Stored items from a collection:
■ ■ ■ ■
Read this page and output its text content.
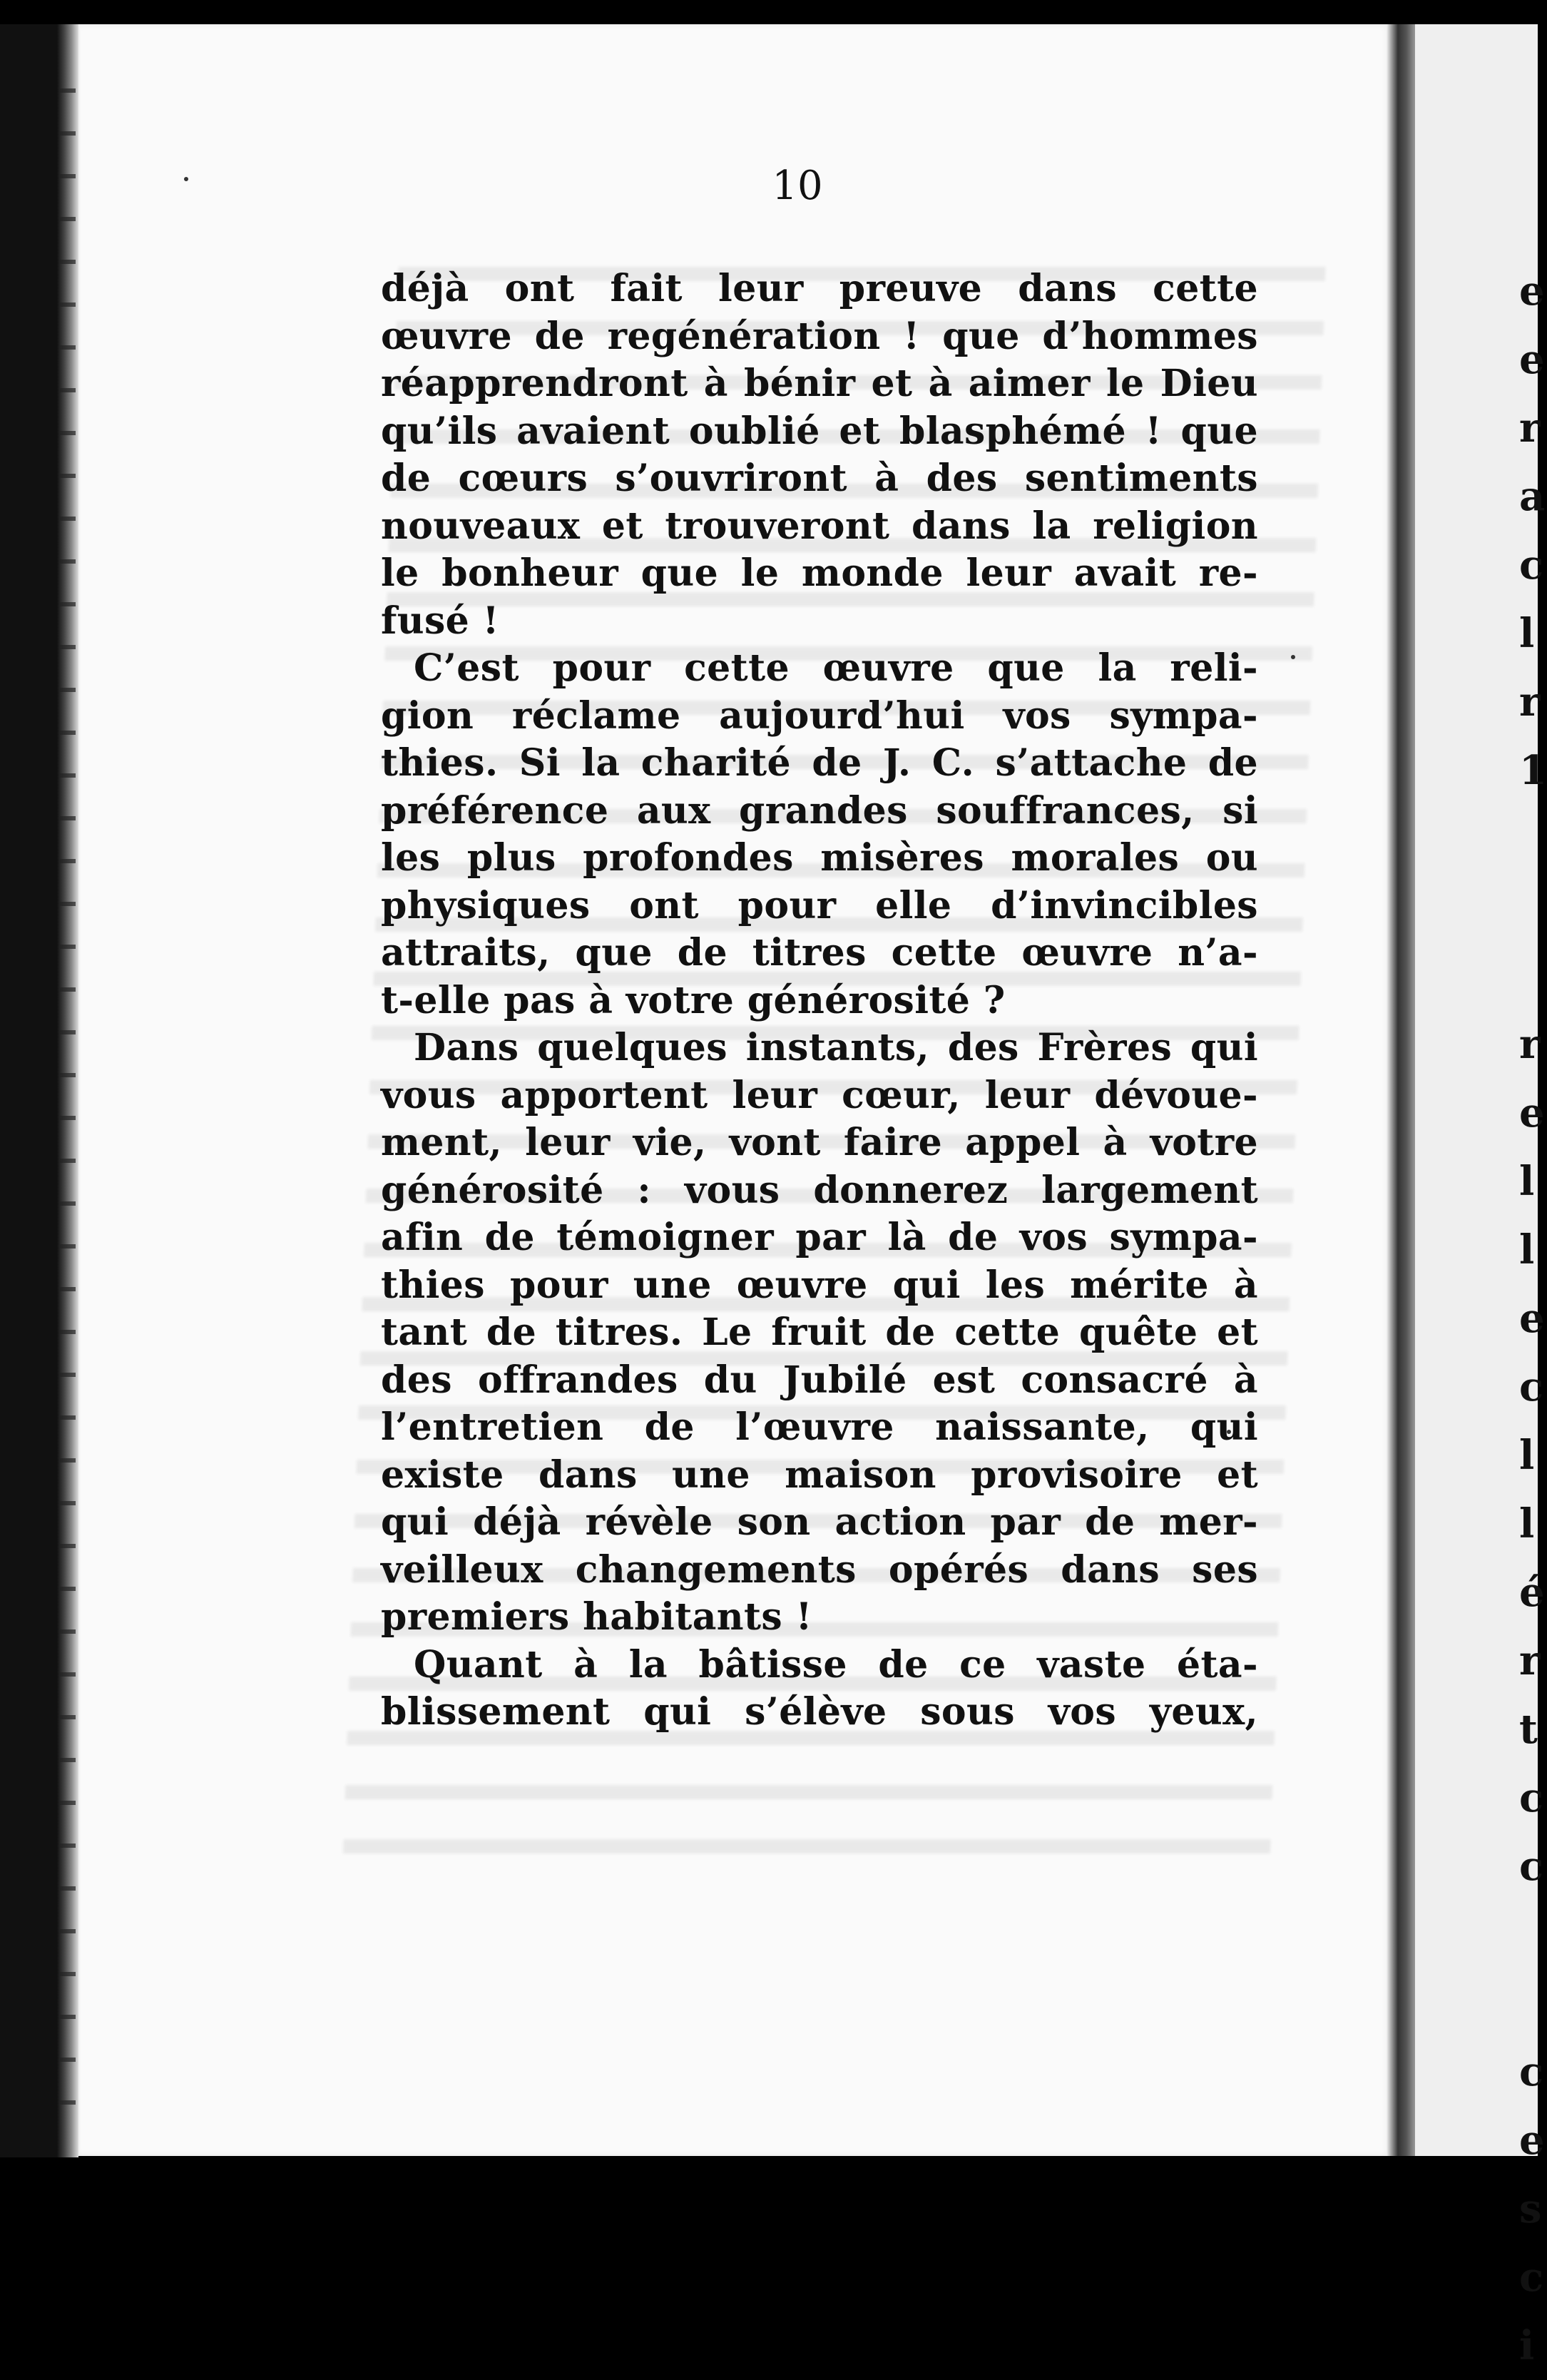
e
e
r
a
c
l
r
1

r
e
l
l
e
c
l
l
é
r
t
c
c

c
e
s
c
i
10
déjà ont fait leur preuve dans cette
œuvre de regénération ! que d’hommes
réapprendront à bénir et à aimer le Dieu
qu’ils avaient oublié et blasphémé ! que
de cœurs s’ouvriront à des sentiments
nouveaux et trouveront dans la religion
le bonheur que le monde leur avait re-
fusé !
C’est pour cette œuvre que la reli-
gion réclame aujourd’hui vos sympa-
thies. Si la charité de J. C. s’attache de
préférence aux grandes souffrances, si
les plus profondes misères morales ou
physiques ont pour elle d’invincibles
attraits, que de titres cette œuvre n’a-
t-elle pas à votre générosité ?
Dans quelques instants, des Frères qui
vous apportent leur cœur, leur dévoue-
ment, leur vie, vont faire appel à votre
générosité : vous donnerez largement
afin de témoigner par là de vos sympa-
thies pour une œuvre qui les mérite à
tant de titres. Le fruit de cette quête et
des offrandes du Jubilé est consacré à
l’entretien de l’œuvre naissante, qui
existe dans une maison provisoire et
qui déjà révèle son action par de mer-
veilleux changements opérés dans ses
premiers habitants !
Quant à la bâtisse de ce vaste éta-
blissement qui s’élève sous vos yeux,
■ ■ ■ ■
## Task to complete
Leave the pictures out, and print every line of the listing exactly as written.

## Result of the exercise
Read this page and output its text content.
e
e
r
a
c
l
r
1

r
e
l
l
e
c
l
l
é
r
t
c
c

c
e
s
c
i
10
déjà ont fait leur preuve dans cette
œuvre de regénération ! que d’hommes
réapprendront à bénir et à aimer le Dieu
qu’ils avaient oublié et blasphémé ! que
de cœurs s’ouvriront à des sentiments
nouveaux et trouveront dans la religion
le bonheur que le monde leur avait re-
fusé !
C’est pour cette œuvre que la reli-
gion réclame aujourd’hui vos sympa-
thies. Si la charité de J. C. s’attache de
préférence aux grandes souffrances, si
les plus profondes misères morales ou
physiques ont pour elle d’invincibles
attraits, que de titres cette œuvre n’a-
t-elle pas à votre générosité ?
Dans quelques instants, des Frères qui
vous apportent leur cœur, leur dévoue-
ment, leur vie, vont faire appel à votre
générosité : vous donnerez largement
afin de témoigner par là de vos sympa-
thies pour une œuvre qui les mérite à
tant de titres. Le fruit de cette quête et
des offrandes du Jubilé est consacré à
l’entretien de l’œuvre naissante, qui
existe dans une maison provisoire et
qui déjà révèle son action par de mer-
veilleux changements opérés dans ses
premiers habitants !
Quant à la bâtisse de ce vaste éta-
blissement qui s’élève sous vos yeux,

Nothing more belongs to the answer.